Data records:
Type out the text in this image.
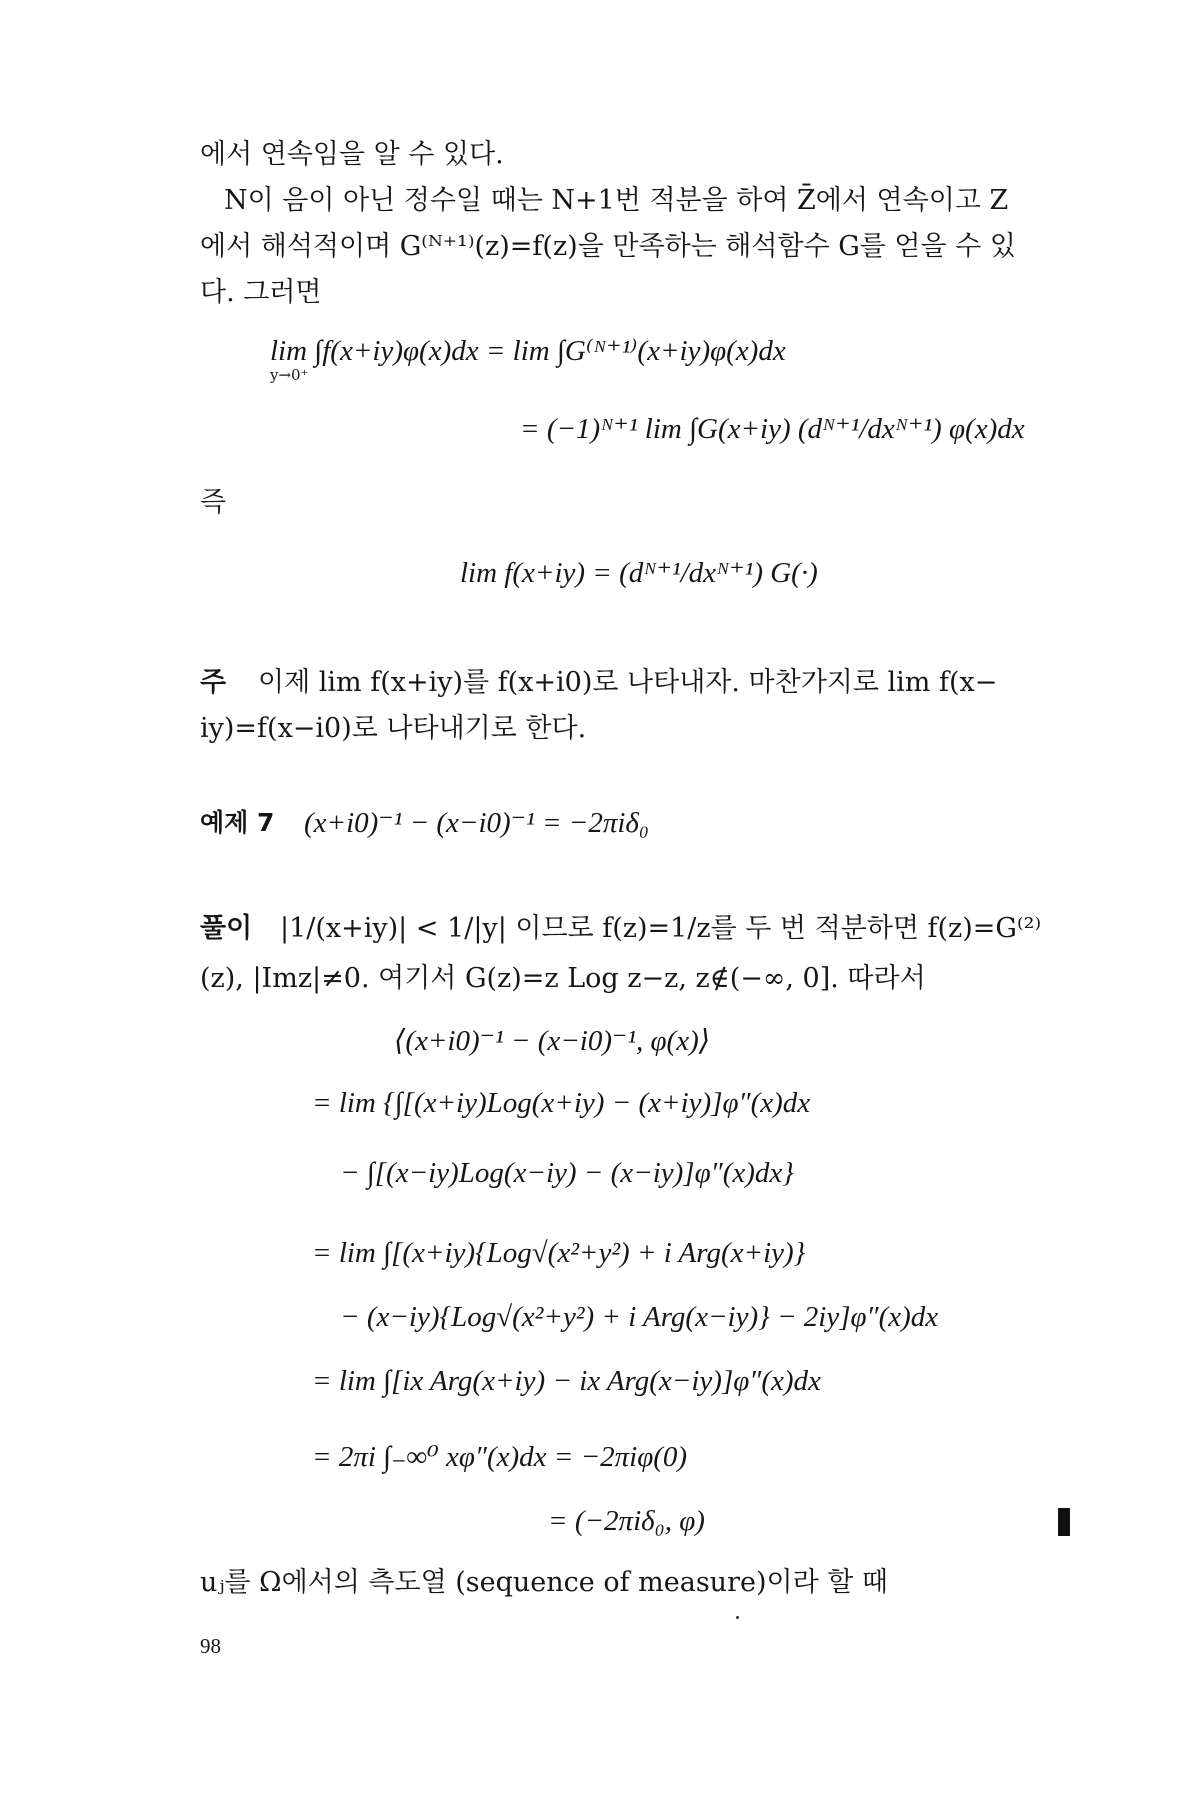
에서 연속임을 알 수 있다.
N이 음이 아닌 정수일 때는 N+1번 적분을 하여 Z̄에서 연속이고 Z
에서 해석적이며 G⁽ᴺ⁺¹⁾(z)=f(z)을 만족하는 해석함수 G를 얻을 수 있
다. 그러면
lim ∫f(x+iy)φ(x)dx = lim ∫G⁽ᴺ⁺¹⁾(x+iy)φ(x)dx
y→0⁺
= (−1)ᴺ⁺¹ lim ∫G(x+iy) (dᴺ⁺¹/dxᴺ⁺¹) φ(x)dx
즉
lim f(x+iy) = (dᴺ⁺¹/dxᴺ⁺¹) G(·)
주 이제 lim f(x+iy)를 f(x+i0)로 나타내자. 마찬가지로 lim f(x−
iy)=f(x−i0)로 나타내기로 한다.
예제 7 (x+i0)⁻¹ − (x−i0)⁻¹ = −2πiδ₀
풀이 |1/(x+iy)| < 1/|y| 이므로 f(z)=1/z를 두 번 적분하면 f(z)=G⁽²⁾
(z), |Imz|≠0. 여기서 G(z)=z Log z−z, z∉(−∞, 0]. 따라서
⟨(x+i0)⁻¹ − (x−i0)⁻¹, φ(x)⟩
= lim {∫[(x+iy)Log(x+iy) − (x+iy)]φ″(x)dx
− ∫[(x−iy)Log(x−iy) − (x−iy)]φ″(x)dx}
= lim ∫[(x+iy){Log√(x²+y²) + i Arg(x+iy)}
− (x−iy){Log√(x²+y²) + i Arg(x−iy)} − 2iy]φ″(x)dx
= lim ∫[ix Arg(x+iy) − ix Arg(x−iy)]φ″(x)dx
= 2πi ∫₋∞⁰ xφ″(x)dx = −2πiφ(0)
= (−2πiδ₀, φ)
uⱼ를 Ω에서의 측도열 (sequence of measure)이라 할 때
98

**YOUR OBJECTIVE**
Omit pictures; set down the rest of the material word for word.

**OUTPUT**
Type out the text in this image.
에서 연속임을 알 수 있다.
N이 음이 아닌 정수일 때는 N+1번 적분을 하여 Z̄에서 연속이고 Z
에서 해석적이며 G⁽ᴺ⁺¹⁾(z)=f(z)을 만족하는 해석함수 G를 얻을 수 있
다. 그러면
lim ∫f(x+iy)φ(x)dx = lim ∫G⁽ᴺ⁺¹⁾(x+iy)φ(x)dx
y→0⁺
= (−1)ᴺ⁺¹ lim ∫G(x+iy) (dᴺ⁺¹/dxᴺ⁺¹) φ(x)dx
즉
lim f(x+iy) = (dᴺ⁺¹/dxᴺ⁺¹) G(·)
주 이제 lim f(x+iy)를 f(x+i0)로 나타내자. 마찬가지로 lim f(x−
iy)=f(x−i0)로 나타내기로 한다.
예제 7 (x+i0)⁻¹ − (x−i0)⁻¹ = −2πiδ₀
풀이 |1/(x+iy)| < 1/|y| 이므로 f(z)=1/z를 두 번 적분하면 f(z)=G⁽²⁾
(z), |Imz|≠0. 여기서 G(z)=z Log z−z, z∉(−∞, 0]. 따라서
⟨(x+i0)⁻¹ − (x−i0)⁻¹, φ(x)⟩
= lim {∫[(x+iy)Log(x+iy) − (x+iy)]φ″(x)dx
− ∫[(x−iy)Log(x−iy) − (x−iy)]φ″(x)dx}
= lim ∫[(x+iy){Log√(x²+y²) + i Arg(x+iy)}
− (x−iy){Log√(x²+y²) + i Arg(x−iy)} − 2iy]φ″(x)dx
= lim ∫[ix Arg(x+iy) − ix Arg(x−iy)]φ″(x)dx
= 2πi ∫₋∞⁰ xφ″(x)dx = −2πiφ(0)
= (−2πiδ₀, φ)
uⱼ를 Ω에서의 측도열 (sequence of measure)이라 할 때
98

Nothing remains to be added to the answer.